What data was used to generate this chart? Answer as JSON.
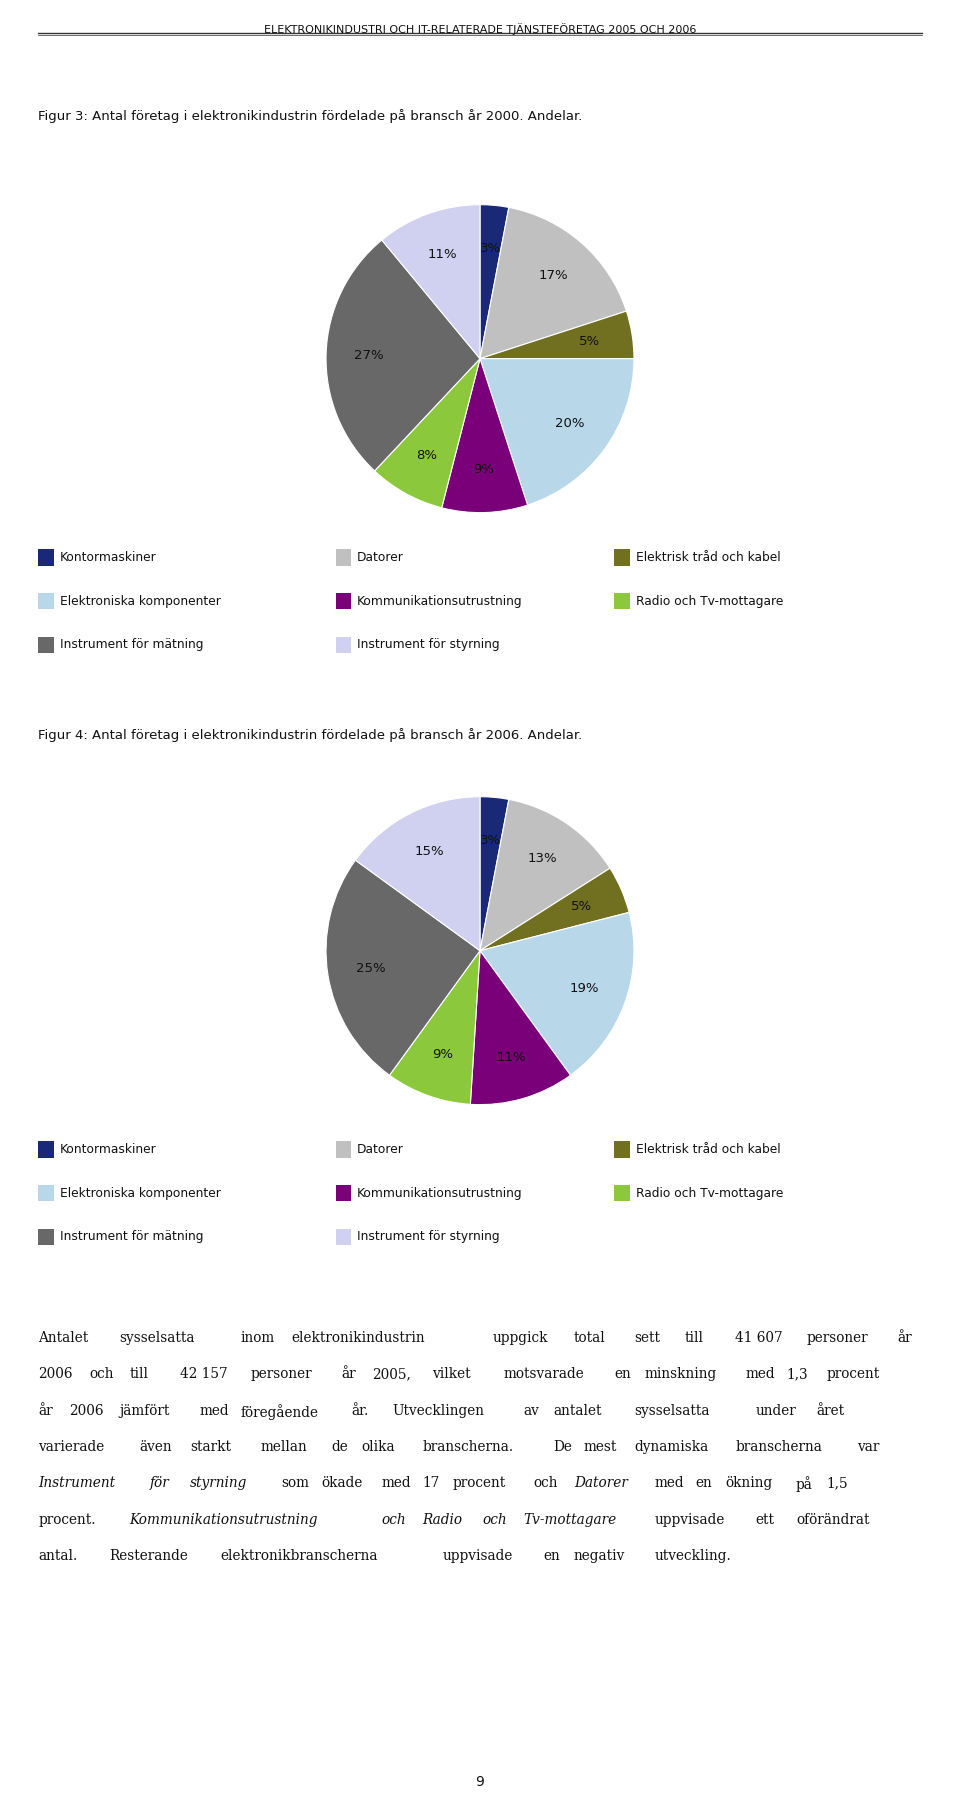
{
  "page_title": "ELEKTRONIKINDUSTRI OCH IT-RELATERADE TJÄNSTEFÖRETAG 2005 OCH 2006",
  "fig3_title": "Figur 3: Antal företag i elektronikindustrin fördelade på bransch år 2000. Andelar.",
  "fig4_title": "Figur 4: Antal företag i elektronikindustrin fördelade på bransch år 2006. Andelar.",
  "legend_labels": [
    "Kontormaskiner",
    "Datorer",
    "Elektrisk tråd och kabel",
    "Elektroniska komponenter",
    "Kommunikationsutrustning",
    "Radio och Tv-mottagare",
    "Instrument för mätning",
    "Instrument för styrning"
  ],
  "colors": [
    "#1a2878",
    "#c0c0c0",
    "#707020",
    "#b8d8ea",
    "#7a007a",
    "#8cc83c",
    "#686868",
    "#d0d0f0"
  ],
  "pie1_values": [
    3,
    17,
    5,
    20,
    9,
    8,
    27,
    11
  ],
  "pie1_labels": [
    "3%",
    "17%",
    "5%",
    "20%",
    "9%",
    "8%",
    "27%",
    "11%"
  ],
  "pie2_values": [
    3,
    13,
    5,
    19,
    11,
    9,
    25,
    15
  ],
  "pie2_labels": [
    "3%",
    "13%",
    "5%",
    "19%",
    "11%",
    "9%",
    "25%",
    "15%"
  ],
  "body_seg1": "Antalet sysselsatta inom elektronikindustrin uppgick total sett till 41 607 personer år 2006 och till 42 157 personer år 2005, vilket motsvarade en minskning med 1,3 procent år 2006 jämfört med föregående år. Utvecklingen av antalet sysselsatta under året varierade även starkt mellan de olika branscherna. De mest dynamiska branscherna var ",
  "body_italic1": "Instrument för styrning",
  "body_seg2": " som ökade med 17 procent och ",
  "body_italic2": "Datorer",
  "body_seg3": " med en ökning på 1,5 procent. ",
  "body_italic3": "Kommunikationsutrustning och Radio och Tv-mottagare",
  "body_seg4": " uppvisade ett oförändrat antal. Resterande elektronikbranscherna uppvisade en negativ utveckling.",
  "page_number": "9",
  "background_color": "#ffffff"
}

***

Nothing but the pictures may be dropped; output the records above exactly.

What data was used to generate this chart? Answer as JSON.
{
  "page_title": "ELEKTRONIKINDUSTRI OCH IT-RELATERADE TJÄNSTEFÖRETAG 2005 OCH 2006",
  "fig3_title": "Figur 3: Antal företag i elektronikindustrin fördelade på bransch år 2000. Andelar.",
  "fig4_title": "Figur 4: Antal företag i elektronikindustrin fördelade på bransch år 2006. Andelar.",
  "legend_labels": [
    "Kontormaskiner",
    "Datorer",
    "Elektrisk tråd och kabel",
    "Elektroniska komponenter",
    "Kommunikationsutrustning",
    "Radio och Tv-mottagare",
    "Instrument för mätning",
    "Instrument för styrning"
  ],
  "colors": [
    "#1a2878",
    "#c0c0c0",
    "#707020",
    "#b8d8ea",
    "#7a007a",
    "#8cc83c",
    "#686868",
    "#d0d0f0"
  ],
  "pie1_values": [
    3,
    17,
    5,
    20,
    9,
    8,
    27,
    11
  ],
  "pie1_labels": [
    "3%",
    "17%",
    "5%",
    "20%",
    "9%",
    "8%",
    "27%",
    "11%"
  ],
  "pie2_values": [
    3,
    13,
    5,
    19,
    11,
    9,
    25,
    15
  ],
  "pie2_labels": [
    "3%",
    "13%",
    "5%",
    "19%",
    "11%",
    "9%",
    "25%",
    "15%"
  ],
  "body_seg1": "Antalet sysselsatta inom elektronikindustrin uppgick total sett till 41 607 personer år 2006 och till 42 157 personer år 2005, vilket motsvarade en minskning med 1,3 procent år 2006 jämfört med föregående år. Utvecklingen av antalet sysselsatta under året varierade även starkt mellan de olika branscherna. De mest dynamiska branscherna var ",
  "body_italic1": "Instrument för styrning",
  "body_seg2": " som ökade med 17 procent och ",
  "body_italic2": "Datorer",
  "body_seg3": " med en ökning på 1,5 procent. ",
  "body_italic3": "Kommunikationsutrustning och Radio och Tv-mottagare",
  "body_seg4": " uppvisade ett oförändrat antal. Resterande elektronikbranscherna uppvisade en negativ utveckling.",
  "page_number": "9",
  "background_color": "#ffffff"
}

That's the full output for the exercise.